Information provided:
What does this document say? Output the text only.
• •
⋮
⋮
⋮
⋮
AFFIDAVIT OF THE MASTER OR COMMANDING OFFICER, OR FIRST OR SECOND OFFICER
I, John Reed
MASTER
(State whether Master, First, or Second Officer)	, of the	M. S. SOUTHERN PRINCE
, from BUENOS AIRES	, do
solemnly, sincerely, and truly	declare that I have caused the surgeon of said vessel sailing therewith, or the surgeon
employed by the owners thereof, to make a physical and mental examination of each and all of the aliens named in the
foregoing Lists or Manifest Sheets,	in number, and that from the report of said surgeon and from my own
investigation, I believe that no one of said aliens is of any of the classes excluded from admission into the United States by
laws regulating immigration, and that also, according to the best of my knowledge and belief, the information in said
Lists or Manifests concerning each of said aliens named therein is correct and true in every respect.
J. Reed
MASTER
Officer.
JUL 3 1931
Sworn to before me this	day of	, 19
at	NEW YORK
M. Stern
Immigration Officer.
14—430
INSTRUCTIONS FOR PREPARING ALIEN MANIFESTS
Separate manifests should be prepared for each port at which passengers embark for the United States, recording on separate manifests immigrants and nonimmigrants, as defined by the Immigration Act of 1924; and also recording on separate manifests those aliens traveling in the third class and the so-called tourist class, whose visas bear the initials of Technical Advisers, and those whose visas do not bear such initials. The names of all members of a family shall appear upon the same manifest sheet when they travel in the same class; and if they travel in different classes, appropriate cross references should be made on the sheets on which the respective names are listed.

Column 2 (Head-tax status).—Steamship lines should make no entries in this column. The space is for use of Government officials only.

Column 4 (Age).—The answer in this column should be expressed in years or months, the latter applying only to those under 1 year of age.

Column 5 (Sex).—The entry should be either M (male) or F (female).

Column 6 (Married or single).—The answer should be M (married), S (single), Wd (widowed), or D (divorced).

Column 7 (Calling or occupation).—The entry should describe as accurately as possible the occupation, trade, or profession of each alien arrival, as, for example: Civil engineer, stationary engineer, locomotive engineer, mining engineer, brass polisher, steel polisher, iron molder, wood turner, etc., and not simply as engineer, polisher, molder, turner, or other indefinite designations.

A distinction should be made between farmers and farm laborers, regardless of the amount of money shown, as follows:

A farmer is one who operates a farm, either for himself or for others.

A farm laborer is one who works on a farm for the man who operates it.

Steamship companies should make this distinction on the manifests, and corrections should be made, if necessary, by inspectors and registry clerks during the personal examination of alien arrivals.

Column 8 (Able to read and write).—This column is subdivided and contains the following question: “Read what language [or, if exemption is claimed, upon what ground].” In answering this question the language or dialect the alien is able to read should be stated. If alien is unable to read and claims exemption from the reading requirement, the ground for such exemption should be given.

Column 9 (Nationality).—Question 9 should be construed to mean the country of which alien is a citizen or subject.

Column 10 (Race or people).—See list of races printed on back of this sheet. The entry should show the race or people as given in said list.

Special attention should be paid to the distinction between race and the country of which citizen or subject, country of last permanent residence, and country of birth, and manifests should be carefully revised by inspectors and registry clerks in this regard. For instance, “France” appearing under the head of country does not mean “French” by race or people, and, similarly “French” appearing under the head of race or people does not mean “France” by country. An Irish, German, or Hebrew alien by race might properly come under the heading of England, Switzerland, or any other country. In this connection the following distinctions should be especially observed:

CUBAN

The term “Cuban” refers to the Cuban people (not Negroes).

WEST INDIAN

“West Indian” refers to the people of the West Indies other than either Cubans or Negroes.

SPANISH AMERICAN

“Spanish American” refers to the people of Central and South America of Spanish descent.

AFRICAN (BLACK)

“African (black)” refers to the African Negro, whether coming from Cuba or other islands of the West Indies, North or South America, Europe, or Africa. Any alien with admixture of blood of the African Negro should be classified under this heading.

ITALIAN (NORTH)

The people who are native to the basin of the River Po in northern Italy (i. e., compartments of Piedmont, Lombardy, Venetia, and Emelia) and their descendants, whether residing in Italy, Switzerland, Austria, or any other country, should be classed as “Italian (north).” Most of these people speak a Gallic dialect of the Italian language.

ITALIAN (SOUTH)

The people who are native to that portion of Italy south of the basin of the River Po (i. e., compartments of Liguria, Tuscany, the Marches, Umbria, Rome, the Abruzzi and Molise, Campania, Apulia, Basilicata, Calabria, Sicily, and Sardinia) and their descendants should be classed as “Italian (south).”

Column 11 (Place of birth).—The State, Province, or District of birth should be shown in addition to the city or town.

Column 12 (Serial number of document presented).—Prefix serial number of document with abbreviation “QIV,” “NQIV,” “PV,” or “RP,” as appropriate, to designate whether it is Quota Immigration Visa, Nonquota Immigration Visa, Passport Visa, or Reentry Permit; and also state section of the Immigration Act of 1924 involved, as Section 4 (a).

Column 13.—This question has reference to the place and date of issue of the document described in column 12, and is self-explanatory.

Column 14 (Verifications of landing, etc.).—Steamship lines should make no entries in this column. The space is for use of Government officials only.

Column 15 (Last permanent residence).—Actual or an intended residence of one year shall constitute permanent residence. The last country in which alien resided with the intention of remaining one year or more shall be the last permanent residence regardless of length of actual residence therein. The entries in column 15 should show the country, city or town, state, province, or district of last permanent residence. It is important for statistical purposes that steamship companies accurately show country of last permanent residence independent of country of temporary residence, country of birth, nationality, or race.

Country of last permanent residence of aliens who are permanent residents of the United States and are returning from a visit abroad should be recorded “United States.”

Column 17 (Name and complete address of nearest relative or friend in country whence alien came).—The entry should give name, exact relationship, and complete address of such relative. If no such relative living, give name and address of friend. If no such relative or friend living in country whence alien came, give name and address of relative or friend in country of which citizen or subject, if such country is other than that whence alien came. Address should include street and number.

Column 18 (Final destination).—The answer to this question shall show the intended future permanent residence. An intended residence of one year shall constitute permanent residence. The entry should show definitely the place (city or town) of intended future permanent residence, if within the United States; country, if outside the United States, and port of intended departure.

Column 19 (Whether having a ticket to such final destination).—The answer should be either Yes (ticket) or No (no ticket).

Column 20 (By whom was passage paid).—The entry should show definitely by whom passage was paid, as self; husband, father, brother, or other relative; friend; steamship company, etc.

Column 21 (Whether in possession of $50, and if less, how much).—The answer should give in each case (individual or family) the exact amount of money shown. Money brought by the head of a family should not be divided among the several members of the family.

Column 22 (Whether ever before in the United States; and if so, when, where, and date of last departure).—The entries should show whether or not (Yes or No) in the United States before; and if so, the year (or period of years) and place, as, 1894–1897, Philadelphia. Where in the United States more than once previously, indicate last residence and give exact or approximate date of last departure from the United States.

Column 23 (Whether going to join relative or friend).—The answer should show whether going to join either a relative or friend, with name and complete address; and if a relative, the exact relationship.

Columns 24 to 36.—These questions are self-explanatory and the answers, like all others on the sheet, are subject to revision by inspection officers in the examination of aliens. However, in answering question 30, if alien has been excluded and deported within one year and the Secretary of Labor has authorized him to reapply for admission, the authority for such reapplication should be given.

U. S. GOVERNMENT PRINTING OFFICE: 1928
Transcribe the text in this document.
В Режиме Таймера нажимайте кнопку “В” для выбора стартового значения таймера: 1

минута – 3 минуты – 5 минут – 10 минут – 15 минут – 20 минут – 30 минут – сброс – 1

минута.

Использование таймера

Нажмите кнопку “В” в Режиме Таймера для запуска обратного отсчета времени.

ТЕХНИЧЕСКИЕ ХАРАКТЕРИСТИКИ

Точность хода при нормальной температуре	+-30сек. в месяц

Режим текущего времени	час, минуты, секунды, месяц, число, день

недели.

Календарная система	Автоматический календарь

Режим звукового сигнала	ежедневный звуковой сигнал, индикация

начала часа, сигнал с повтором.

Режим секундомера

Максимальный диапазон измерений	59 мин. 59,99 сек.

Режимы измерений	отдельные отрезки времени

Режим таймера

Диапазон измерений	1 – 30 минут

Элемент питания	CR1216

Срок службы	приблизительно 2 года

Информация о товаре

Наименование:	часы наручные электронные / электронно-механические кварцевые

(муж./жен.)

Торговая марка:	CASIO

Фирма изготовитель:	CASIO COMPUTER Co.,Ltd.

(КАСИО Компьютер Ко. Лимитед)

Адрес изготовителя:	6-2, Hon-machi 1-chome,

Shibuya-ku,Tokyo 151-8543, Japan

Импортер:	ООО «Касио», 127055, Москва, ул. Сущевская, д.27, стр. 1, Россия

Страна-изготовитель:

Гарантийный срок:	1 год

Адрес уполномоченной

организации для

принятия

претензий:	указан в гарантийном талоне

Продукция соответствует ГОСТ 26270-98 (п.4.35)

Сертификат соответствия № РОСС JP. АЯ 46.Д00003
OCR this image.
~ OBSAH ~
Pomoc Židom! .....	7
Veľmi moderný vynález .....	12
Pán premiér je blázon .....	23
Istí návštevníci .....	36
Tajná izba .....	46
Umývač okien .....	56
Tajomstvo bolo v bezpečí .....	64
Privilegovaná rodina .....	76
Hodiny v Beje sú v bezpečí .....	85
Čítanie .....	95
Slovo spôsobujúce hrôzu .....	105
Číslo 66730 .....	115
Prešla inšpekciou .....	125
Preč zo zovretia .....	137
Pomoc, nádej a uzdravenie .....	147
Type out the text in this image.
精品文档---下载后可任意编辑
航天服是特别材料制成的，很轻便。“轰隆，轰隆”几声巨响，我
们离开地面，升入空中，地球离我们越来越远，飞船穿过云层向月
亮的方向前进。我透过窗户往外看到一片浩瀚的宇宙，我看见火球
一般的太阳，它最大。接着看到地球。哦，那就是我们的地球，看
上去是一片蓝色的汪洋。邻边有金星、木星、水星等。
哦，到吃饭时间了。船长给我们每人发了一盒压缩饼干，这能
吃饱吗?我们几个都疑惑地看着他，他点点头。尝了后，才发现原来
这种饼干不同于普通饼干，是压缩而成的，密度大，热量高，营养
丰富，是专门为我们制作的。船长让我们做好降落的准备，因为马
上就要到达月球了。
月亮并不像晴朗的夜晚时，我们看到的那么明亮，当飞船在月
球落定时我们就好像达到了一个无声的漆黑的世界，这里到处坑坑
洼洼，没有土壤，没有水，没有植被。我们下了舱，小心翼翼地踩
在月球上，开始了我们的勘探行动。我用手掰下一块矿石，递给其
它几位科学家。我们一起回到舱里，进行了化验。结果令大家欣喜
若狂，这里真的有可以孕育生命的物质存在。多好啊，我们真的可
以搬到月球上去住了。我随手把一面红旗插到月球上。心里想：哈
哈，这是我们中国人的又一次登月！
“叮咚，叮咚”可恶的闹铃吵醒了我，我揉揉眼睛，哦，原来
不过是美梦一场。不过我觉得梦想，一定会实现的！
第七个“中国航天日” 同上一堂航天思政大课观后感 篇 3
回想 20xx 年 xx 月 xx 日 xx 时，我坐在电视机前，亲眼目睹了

Problem:
From the entries, copy out each line containing the word "Адрес".

Result below:
Адрес изготовителя:	6-2, Hon-machi 1-chome,
Адрес уполномоченной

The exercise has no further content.